Task to carry out =>
Set the listing down again in full, word for word, with the pictures left out.

** start Provided records **

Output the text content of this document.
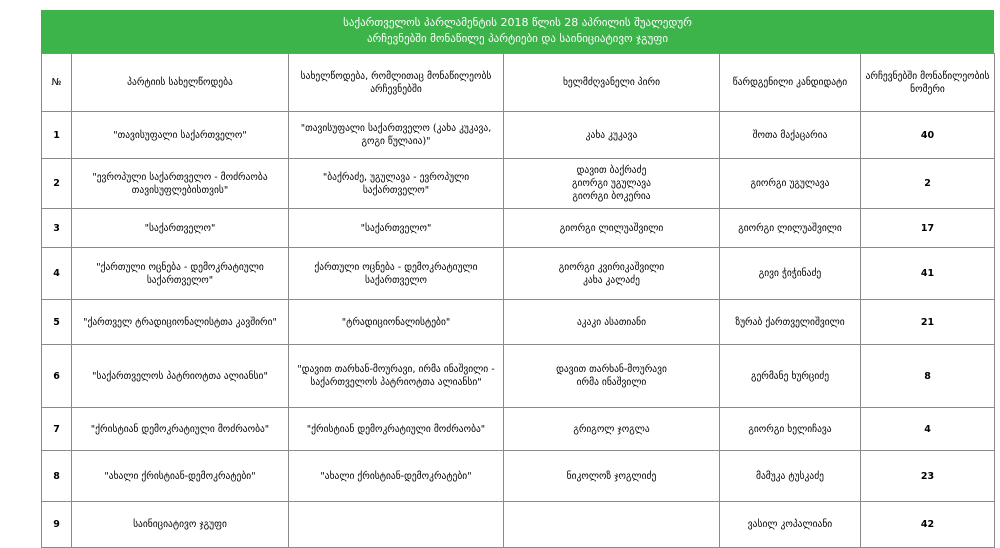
საქართველოს პარლამენტის 2018 წლის 28 აპრილის შუალედურ
არჩევნებში მონაწილე პარტიები და საინიციატივო ჯგუფი
№	პარტიის სახელწოდება	სახელწოდება, რომლითაც მონაწილეობს არჩევნებში	ხელმძღვანელი პირი	წარდგენილი კანდიდატი	არჩევნებში მონაწილეობის ნომერი

1	"თავისუფალი საქართველო"	"თავისუფალი საქართველო (კახა კუკავა,
გოგი წულაია)"	კახა კუკავა	შოთა მაქაცარია	40

2	"ევროპული საქართველო - მოძრაობა
თავისუფლებისთვის"	"ბაქრაძე, უგულავა - ევროპული
საქართველო"	დავით ბაქრაძე
გიორგი უგულავა
გიორგი ბოკერია	გიორგი უგულავა	2

3	"საქართველო"	"საქართველო"	გიორგი ლილუაშვილი	გიორგი ლილუაშვილი	17

4	"ქართული ოცნება - დემოკრატიული
საქართველო"	ქართული ოცნება - დემოკრატიული
საქართველო	გიორგი კვირიკაშვილი
კახა კალაძე	გივი ჭიჭინაძე	41

5	"ქართველ ტრადიციონალისტთა კავშირი"	"ტრადიციონალისტები"	აკაკი ასათიანი	ზურაბ ქართველიშვილი	21

6	"საქართველოს პატრიოტთა ალიანსი"	"დავით თარხან-მოურავი, ირმა ინაშვილი -
საქართველოს პატრიოტთა ალიანსი"	დავით თარხან-მოურავი
ირმა ინაშვილი	გერმანე ხურციძე	8

7	"ქრისტიან დემოკრატიული მოძრაობა"	"ქრისტიან დემოკრატიული მოძრაობა"	გრიგოლ ჯოგლა	გიორგი ხელიჩავა	4

8	"ახალი ქრისტიან-დემოკრატები"	"ახალი ქრისტიან-დემოკრატები"	ნიკოლოზ ჯოგლიძე	მამუკა ტუსკაძე	23

9	საინიციატივო ჯგუფი			ვასილ კოპალიანი	42
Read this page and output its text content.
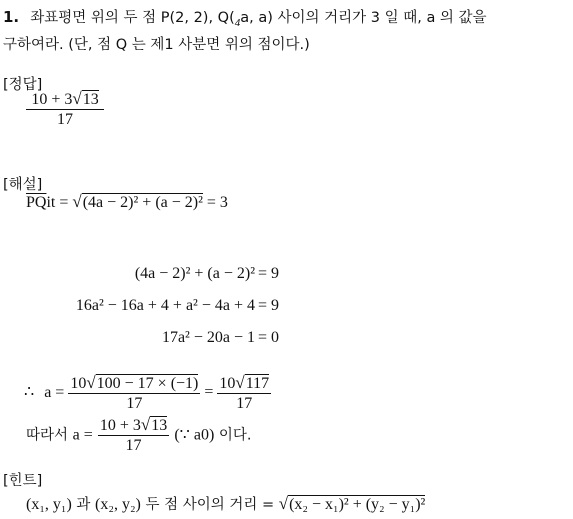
1. 좌표평면 위의 두 점 P(2, 2), $Q(_4a$, a) 사이의 거리가 3 일 때, a 의 값을
구하여라. (단, 점 Q 는 제1 사분면 위의 점이다.)
[정답]
$\frac{10 + 3√13}{17}$
[해설]
$\overline{PQ}it = √(4a - 2)^2 + (a - 2)^2 = 3$
(4a − 2)² + (a − 2)² = 9
16a² − 16a + 4 + a² − 4a + 4 = 9
17a² − 20a − 1 = 0
∴ $a = \frac{10√100 - 17 \times (-1)}{17} = \frac{10√117}{17}$
따라서 $a = \frac{10 + 3√13}{17}$ (∵ a0) 이다.
[힌트]
(x₁, y₁) 과 (x₂, y₂) 두 점 사이의 거리 = √(x₂ − x₁)² + (y₂ − y₁)²
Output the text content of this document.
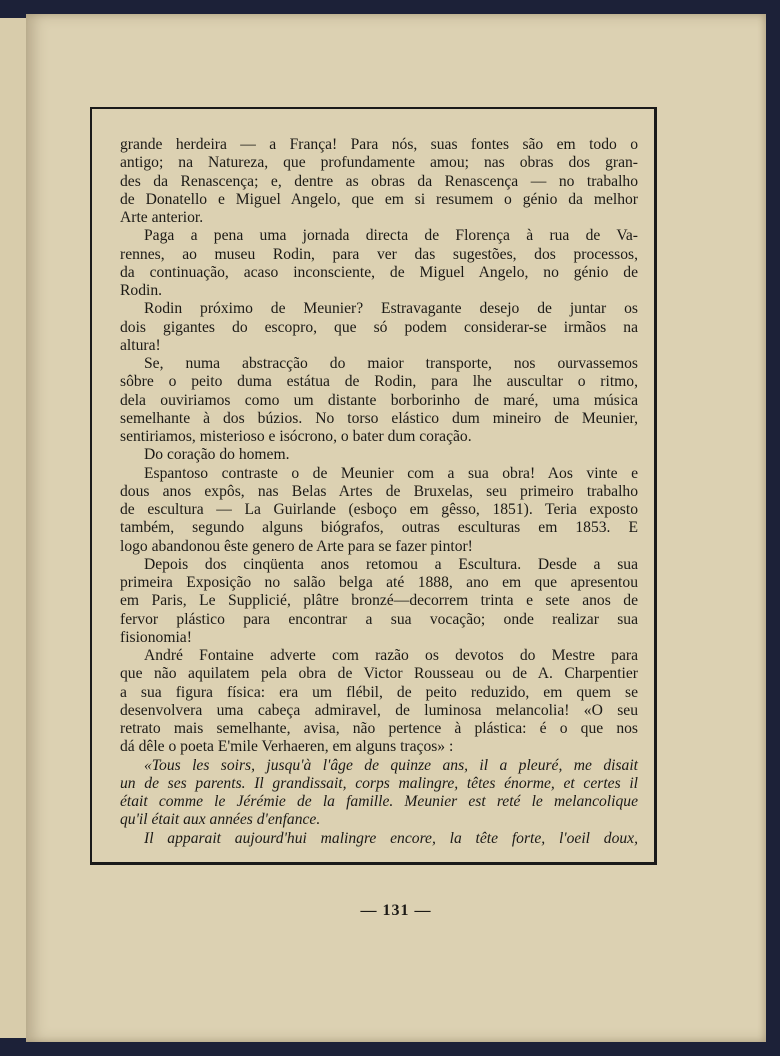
grande herdeira — a França! Para nós, suas fontes são em todo o
antigo; na Natureza, que profundamente amou; nas obras dos gran-
des da Renascença; e, dentre as obras da Renascença — no trabalho
de Donatello e Miguel Angelo, que em si resumem o génio da melhor
Arte anterior.
Paga a pena uma jornada directa de Florença à rua de Va-
rennes, ao museu Rodin, para ver das sugestões, dos processos,
da continuação, acaso inconsciente, de Miguel Angelo, no génio de
Rodin.
Rodin próximo de Meunier? Estravagante desejo de juntar os
dois gigantes do escopro, que só podem considerar-se irmãos na
altura!
Se, numa abstracção do maior transporte, nos ourvassemos
sôbre o peito duma estátua de Rodin, para lhe auscultar o ritmo,
dela ouviriamos como um distante borborinho de maré, uma música
semelhante à dos búzios. No torso elástico dum mineiro de Meunier,
sentiriamos, misterioso e isócrono, o bater dum coração.
Do coração do homem.
Espantoso contraste o de Meunier com a sua obra! Aos vinte e
dous anos expôs, nas Belas Artes de Bruxelas, seu primeiro trabalho
de escultura — La Guirlande (esboço em gêsso, 1851). Teria exposto
também, segundo alguns biógrafos, outras esculturas em 1853. E
logo abandonou êste genero de Arte para se fazer pintor!
Depois dos cinqüenta anos retomou a Escultura. Desde a sua
primeira Exposição no salão belga até 1888, ano em que apresentou
em Paris, Le Supplicié, plâtre bronzé—decorrem trinta e sete anos de
fervor plástico para encontrar a sua vocação; onde realizar sua
fisionomia!
André Fontaine adverte com razão os devotos do Mestre para
que não aquilatem pela obra de Victor Rousseau ou de A. Charpentier
a sua figura física: era um flébil, de peito reduzido, em quem se
desenvolvera uma cabeça admiravel, de luminosa melancolia! «O seu
retrato mais semelhante, avisa, não pertence à plástica: é o que nos
dá dêle o poeta E'mile Verhaeren, em alguns traços» :
«Tous les soirs, jusqu'à l'âge de quinze ans, il a pleuré, me disait
un de ses parents. Il grandissait, corps malingre, têtes énorme, et certes il
était comme le Jérémie de la famille. Meunier est reté le melancolique
qu'il était aux années d'enfance.
Il apparait aujourd'hui malingre encore, la tête forte, l'oeil doux,
— 131 —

** end Provided records **

Solution below =>
Output the text content of this document.
საქართველოს პარლამენტის 2018 წლის 28 აპრილის შუალედურ
არჩევნებში მონაწილე პარტიები და საინიციატივო ჯგუფი
№	პარტიის სახელწოდება	სახელწოდება, რომლითაც მონაწილეობს არჩევნებში	ხელმძღვანელი პირი	წარდგენილი კანდიდატი	არჩევნებში მონაწილეობის ნომერი

1	"თავისუფალი საქართველო"	"თავისუფალი საქართველო (კახა კუკავა,
გოგი წულაია)"	კახა კუკავა	შოთა მაქაცარია	40

2	"ევროპული საქართველო - მოძრაობა
თავისუფლებისთვის"	"ბაქრაძე, უგულავა - ევროპული
საქართველო"	დავით ბაქრაძე
გიორგი უგულავა
გიორგი ბოკერია	გიორგი უგულავა	2

3	"საქართველო"	"საქართველო"	გიორგი ლილუაშვილი	გიორგი ლილუაშვილი	17

4	"ქართული ოცნება - დემოკრატიული
საქართველო"	ქართული ოცნება - დემოკრატიული
საქართველო	გიორგი კვირიკაშვილი
კახა კალაძე	გივი ჭიჭინაძე	41

5	"ქართველ ტრადიციონალისტთა კავშირი"	"ტრადიციონალისტები"	აკაკი ასათიანი	ზურაბ ქართველიშვილი	21

6	"საქართველოს პატრიოტთა ალიანსი"	"დავით თარხან-მოურავი, ირმა ინაშვილი -
საქართველოს პატრიოტთა ალიანსი"	დავით თარხან-მოურავი
ირმა ინაშვილი	გერმანე ხურციძე	8

7	"ქრისტიან დემოკრატიული მოძრაობა"	"ქრისტიან დემოკრატიული მოძრაობა"	გრიგოლ ჯოგლა	გიორგი ხელიჩავა	4

8	"ახალი ქრისტიან-დემოკრატები"	"ახალი ქრისტიან-დემოკრატები"	ნიკოლოზ ჯოგლიძე	მამუკა ტუსკაძე	23

9	საინიციატივო ჯგუფი			ვასილ კოპალიანი	42
Read this page and output its text content.
1. 좌표평면 위의 두 점 P(2, 2), $Q(_4a$, a) 사이의 거리가 3 일 때, a 의 값을
구하여라. (단, 점 Q 는 제1 사분면 위의 점이다.)
[정답]
$\frac{10 + 3√13}{17}$
[해설]
$\overline{PQ}it = √(4a - 2)^2 + (a - 2)^2 = 3$
(4a − 2)² + (a − 2)² = 9
16a² − 16a + 4 + a² − 4a + 4 = 9
17a² − 20a − 1 = 0
∴ $a = \frac{10√100 - 17 \times (-1)}{17} = \frac{10√117}{17}$
따라서 $a = \frac{10 + 3√13}{17}$ (∵ a0) 이다.
[힌트]
(x₁, y₁) 과 (x₂, y₂) 두 점 사이의 거리 = √(x₂ − x₁)² + (y₂ − y₁)²
Output the text content of this document.
grande herdeira — a França! Para nós, suas fontes são em todo o
antigo; na Natureza, que profundamente amou; nas obras dos gran-
des da Renascença; e, dentre as obras da Renascença — no trabalho
de Donatello e Miguel Angelo, que em si resumem o génio da melhor
Arte anterior.
Paga a pena uma jornada directa de Florença à rua de Va-
rennes, ao museu Rodin, para ver das sugestões, dos processos,
da continuação, acaso inconsciente, de Miguel Angelo, no génio de
Rodin.
Rodin próximo de Meunier? Estravagante desejo de juntar os
dois gigantes do escopro, que só podem considerar-se irmãos na
altura!
Se, numa abstracção do maior transporte, nos ourvassemos
sôbre o peito duma estátua de Rodin, para lhe auscultar o ritmo,
dela ouviriamos como um distante borborinho de maré, uma música
semelhante à dos búzios. No torso elástico dum mineiro de Meunier,
sentiriamos, misterioso e isócrono, o bater dum coração.
Do coração do homem.
Espantoso contraste o de Meunier com a sua obra! Aos vinte e
dous anos expôs, nas Belas Artes de Bruxelas, seu primeiro trabalho
de escultura — La Guirlande (esboço em gêsso, 1851). Teria exposto
também, segundo alguns biógrafos, outras esculturas em 1853. E
logo abandonou êste genero de Arte para se fazer pintor!
Depois dos cinqüenta anos retomou a Escultura. Desde a sua
primeira Exposição no salão belga até 1888, ano em que apresentou
em Paris, Le Supplicié, plâtre bronzé—decorrem trinta e sete anos de
fervor plástico para encontrar a sua vocação; onde realizar sua
fisionomia!
André Fontaine adverte com razão os devotos do Mestre para
que não aquilatem pela obra de Victor Rousseau ou de A. Charpentier
a sua figura física: era um flébil, de peito reduzido, em quem se
desenvolvera uma cabeça admiravel, de luminosa melancolia! «O seu
retrato mais semelhante, avisa, não pertence à plástica: é o que nos
dá dêle o poeta E'mile Verhaeren, em alguns traços» :
«Tous les soirs, jusqu'à l'âge de quinze ans, il a pleuré, me disait
un de ses parents. Il grandissait, corps malingre, têtes énorme, et certes il
était comme le Jérémie de la famille. Meunier est reté le melancolique
qu'il était aux années d'enfance.
Il apparait aujourd'hui malingre encore, la tête forte, l'oeil doux,
— 131 —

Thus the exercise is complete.